## WHAT YOU HAVE TO DO
Write out each entry again. Keep every word exactly as it is.

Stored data
——

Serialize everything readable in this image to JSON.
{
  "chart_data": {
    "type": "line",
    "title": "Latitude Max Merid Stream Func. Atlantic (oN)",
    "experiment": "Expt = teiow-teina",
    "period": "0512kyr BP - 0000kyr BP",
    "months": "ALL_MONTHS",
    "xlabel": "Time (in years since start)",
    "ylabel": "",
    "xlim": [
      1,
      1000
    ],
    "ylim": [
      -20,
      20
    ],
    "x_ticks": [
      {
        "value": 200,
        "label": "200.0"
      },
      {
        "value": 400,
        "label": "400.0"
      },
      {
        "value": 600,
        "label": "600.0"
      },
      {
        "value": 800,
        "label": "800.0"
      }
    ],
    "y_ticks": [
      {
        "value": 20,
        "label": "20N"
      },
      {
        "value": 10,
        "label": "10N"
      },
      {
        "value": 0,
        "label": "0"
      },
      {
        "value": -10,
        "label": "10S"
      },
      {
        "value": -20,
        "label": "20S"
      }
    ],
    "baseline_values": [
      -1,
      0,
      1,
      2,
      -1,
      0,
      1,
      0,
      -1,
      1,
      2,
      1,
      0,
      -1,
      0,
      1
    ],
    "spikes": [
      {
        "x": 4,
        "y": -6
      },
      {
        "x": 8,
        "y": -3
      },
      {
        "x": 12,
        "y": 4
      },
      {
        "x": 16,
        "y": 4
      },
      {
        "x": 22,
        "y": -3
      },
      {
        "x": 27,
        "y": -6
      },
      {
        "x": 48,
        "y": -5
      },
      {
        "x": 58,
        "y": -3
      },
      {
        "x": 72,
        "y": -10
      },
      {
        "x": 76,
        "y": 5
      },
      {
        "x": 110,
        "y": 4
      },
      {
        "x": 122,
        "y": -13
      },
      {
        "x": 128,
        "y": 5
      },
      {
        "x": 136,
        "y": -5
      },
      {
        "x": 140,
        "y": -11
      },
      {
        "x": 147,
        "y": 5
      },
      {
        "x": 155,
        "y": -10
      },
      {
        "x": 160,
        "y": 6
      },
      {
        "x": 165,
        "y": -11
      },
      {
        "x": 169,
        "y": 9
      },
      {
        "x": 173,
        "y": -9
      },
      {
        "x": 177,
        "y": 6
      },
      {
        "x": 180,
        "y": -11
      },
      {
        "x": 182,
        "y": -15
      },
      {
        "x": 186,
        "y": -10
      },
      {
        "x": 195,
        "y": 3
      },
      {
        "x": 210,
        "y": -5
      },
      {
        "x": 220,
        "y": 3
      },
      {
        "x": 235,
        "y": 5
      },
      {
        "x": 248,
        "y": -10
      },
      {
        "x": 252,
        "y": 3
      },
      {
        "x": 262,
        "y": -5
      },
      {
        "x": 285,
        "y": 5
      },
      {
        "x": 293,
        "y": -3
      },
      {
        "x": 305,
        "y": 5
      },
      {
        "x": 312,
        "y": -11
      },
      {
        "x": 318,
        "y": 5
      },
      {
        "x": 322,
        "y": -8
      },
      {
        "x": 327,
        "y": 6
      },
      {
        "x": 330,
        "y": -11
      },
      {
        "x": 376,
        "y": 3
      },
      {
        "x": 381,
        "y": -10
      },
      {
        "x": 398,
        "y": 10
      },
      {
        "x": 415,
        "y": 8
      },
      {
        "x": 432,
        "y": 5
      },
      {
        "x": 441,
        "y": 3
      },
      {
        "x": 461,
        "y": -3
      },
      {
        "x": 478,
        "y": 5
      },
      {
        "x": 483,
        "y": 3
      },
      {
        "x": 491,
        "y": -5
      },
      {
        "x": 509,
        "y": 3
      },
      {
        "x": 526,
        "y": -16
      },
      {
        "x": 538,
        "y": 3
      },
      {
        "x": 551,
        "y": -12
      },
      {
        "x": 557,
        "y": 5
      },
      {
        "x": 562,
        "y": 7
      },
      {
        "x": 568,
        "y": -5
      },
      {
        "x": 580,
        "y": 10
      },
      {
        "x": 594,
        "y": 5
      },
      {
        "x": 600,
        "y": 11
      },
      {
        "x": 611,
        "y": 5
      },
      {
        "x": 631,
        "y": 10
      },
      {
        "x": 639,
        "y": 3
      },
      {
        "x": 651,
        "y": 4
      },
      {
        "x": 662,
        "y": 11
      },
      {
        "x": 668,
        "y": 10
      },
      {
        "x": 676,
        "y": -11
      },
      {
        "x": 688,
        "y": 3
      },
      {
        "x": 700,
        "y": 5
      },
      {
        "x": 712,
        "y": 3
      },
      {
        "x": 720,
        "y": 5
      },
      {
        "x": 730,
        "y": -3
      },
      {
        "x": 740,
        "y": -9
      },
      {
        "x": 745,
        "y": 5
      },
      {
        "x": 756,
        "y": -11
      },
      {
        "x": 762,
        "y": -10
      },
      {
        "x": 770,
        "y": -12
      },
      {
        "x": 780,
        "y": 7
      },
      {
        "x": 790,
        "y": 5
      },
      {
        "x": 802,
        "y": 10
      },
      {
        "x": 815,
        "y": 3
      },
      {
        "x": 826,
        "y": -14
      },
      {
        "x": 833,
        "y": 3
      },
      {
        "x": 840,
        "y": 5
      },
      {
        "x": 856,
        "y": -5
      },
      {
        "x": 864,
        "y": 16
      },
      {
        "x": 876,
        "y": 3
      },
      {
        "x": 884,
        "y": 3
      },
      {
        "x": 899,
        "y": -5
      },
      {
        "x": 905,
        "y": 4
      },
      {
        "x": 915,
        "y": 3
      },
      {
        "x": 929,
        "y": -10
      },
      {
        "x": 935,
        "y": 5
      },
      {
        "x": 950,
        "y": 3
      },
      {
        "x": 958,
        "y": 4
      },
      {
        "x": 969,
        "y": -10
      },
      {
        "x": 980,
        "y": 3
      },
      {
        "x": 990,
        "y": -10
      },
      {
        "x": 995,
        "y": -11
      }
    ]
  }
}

——

## ANSWER TO THE TASK
Serialize everything readable in this image to JSON.
{
  "chart_data": {
    "type": "line",
    "title": "Latitude Max Merid Stream Func. Atlantic (oN)",
    "experiment": "Expt = teiow-teina",
    "period": "0512kyr BP - 0000kyr BP",
    "months": "ALL_MONTHS",
    "xlabel": "Time (in years since start)",
    "ylabel": "",
    "xlim": [
      1,
      1000
    ],
    "ylim": [
      -20,
      20
    ],
    "x_ticks": [
      {
        "value": 200,
        "label": "200.0"
      },
      {
        "value": 400,
        "label": "400.0"
      },
      {
        "value": 600,
        "label": "600.0"
      },
      {
        "value": 800,
        "label": "800.0"
      }
    ],
    "y_ticks": [
      {
        "value": 20,
        "label": "20N"
      },
      {
        "value": 10,
        "label": "10N"
      },
      {
        "value": 0,
        "label": "0"
      },
      {
        "value": -10,
        "label": "10S"
      },
      {
        "value": -20,
        "label": "20S"
      }
    ],
    "baseline_values": [
      -1,
      0,
      1,
      2,
      -1,
      0,
      1,
      0,
      -1,
      1,
      2,
      1,
      0,
      -1,
      0,
      1
    ],
    "spikes": [
      {
        "x": 4,
        "y": -6
      },
      {
        "x": 8,
        "y": -3
      },
      {
        "x": 12,
        "y": 4
      },
      {
        "x": 16,
        "y": 4
      },
      {
        "x": 22,
        "y": -3
      },
      {
        "x": 27,
        "y": -6
      },
      {
        "x": 48,
        "y": -5
      },
      {
        "x": 58,
        "y": -3
      },
      {
        "x": 72,
        "y": -10
      },
      {
        "x": 76,
        "y": 5
      },
      {
        "x": 110,
        "y": 4
      },
      {
        "x": 122,
        "y": -13
      },
      {
        "x": 128,
        "y": 5
      },
      {
        "x": 136,
        "y": -5
      },
      {
        "x": 140,
        "y": -11
      },
      {
        "x": 147,
        "y": 5
      },
      {
        "x": 155,
        "y": -10
      },
      {
        "x": 160,
        "y": 6
      },
      {
        "x": 165,
        "y": -11
      },
      {
        "x": 169,
        "y": 9
      },
      {
        "x": 173,
        "y": -9
      },
      {
        "x": 177,
        "y": 6
      },
      {
        "x": 180,
        "y": -11
      },
      {
        "x": 182,
        "y": -15
      },
      {
        "x": 186,
        "y": -10
      },
      {
        "x": 195,
        "y": 3
      },
      {
        "x": 210,
        "y": -5
      },
      {
        "x": 220,
        "y": 3
      },
      {
        "x": 235,
        "y": 5
      },
      {
        "x": 248,
        "y": -10
      },
      {
        "x": 252,
        "y": 3
      },
      {
        "x": 262,
        "y": -5
      },
      {
        "x": 285,
        "y": 5
      },
      {
        "x": 293,
        "y": -3
      },
      {
        "x": 305,
        "y": 5
      },
      {
        "x": 312,
        "y": -11
      },
      {
        "x": 318,
        "y": 5
      },
      {
        "x": 322,
        "y": -8
      },
      {
        "x": 327,
        "y": 6
      },
      {
        "x": 330,
        "y": -11
      },
      {
        "x": 376,
        "y": 3
      },
      {
        "x": 381,
        "y": -10
      },
      {
        "x": 398,
        "y": 10
      },
      {
        "x": 415,
        "y": 8
      },
      {
        "x": 432,
        "y": 5
      },
      {
        "x": 441,
        "y": 3
      },
      {
        "x": 461,
        "y": -3
      },
      {
        "x": 478,
        "y": 5
      },
      {
        "x": 483,
        "y": 3
      },
      {
        "x": 491,
        "y": -5
      },
      {
        "x": 509,
        "y": 3
      },
      {
        "x": 526,
        "y": -16
      },
      {
        "x": 538,
        "y": 3
      },
      {
        "x": 551,
        "y": -12
      },
      {
        "x": 557,
        "y": 5
      },
      {
        "x": 562,
        "y": 7
      },
      {
        "x": 568,
        "y": -5
      },
      {
        "x": 580,
        "y": 10
      },
      {
        "x": 594,
        "y": 5
      },
      {
        "x": 600,
        "y": 11
      },
      {
        "x": 611,
        "y": 5
      },
      {
        "x": 631,
        "y": 10
      },
      {
        "x": 639,
        "y": 3
      },
      {
        "x": 651,
        "y": 4
      },
      {
        "x": 662,
        "y": 11
      },
      {
        "x": 668,
        "y": 10
      },
      {
        "x": 676,
        "y": -11
      },
      {
        "x": 688,
        "y": 3
      },
      {
        "x": 700,
        "y": 5
      },
      {
        "x": 712,
        "y": 3
      },
      {
        "x": 720,
        "y": 5
      },
      {
        "x": 730,
        "y": -3
      },
      {
        "x": 740,
        "y": -9
      },
      {
        "x": 745,
        "y": 5
      },
      {
        "x": 756,
        "y": -11
      },
      {
        "x": 762,
        "y": -10
      },
      {
        "x": 770,
        "y": -12
      },
      {
        "x": 780,
        "y": 7
      },
      {
        "x": 790,
        "y": 5
      },
      {
        "x": 802,
        "y": 10
      },
      {
        "x": 815,
        "y": 3
      },
      {
        "x": 826,
        "y": -14
      },
      {
        "x": 833,
        "y": 3
      },
      {
        "x": 840,
        "y": 5
      },
      {
        "x": 856,
        "y": -5
      },
      {
        "x": 864,
        "y": 16
      },
      {
        "x": 876,
        "y": 3
      },
      {
        "x": 884,
        "y": 3
      },
      {
        "x": 899,
        "y": -5
      },
      {
        "x": 905,
        "y": 4
      },
      {
        "x": 915,
        "y": 3
      },
      {
        "x": 929,
        "y": -10
      },
      {
        "x": 935,
        "y": 5
      },
      {
        "x": 950,
        "y": 3
      },
      {
        "x": 958,
        "y": 4
      },
      {
        "x": 969,
        "y": -10
      },
      {
        "x": 980,
        "y": 3
      },
      {
        "x": 990,
        "y": -10
      },
      {
        "x": 995,
        "y": -11
      }
    ]
  }
}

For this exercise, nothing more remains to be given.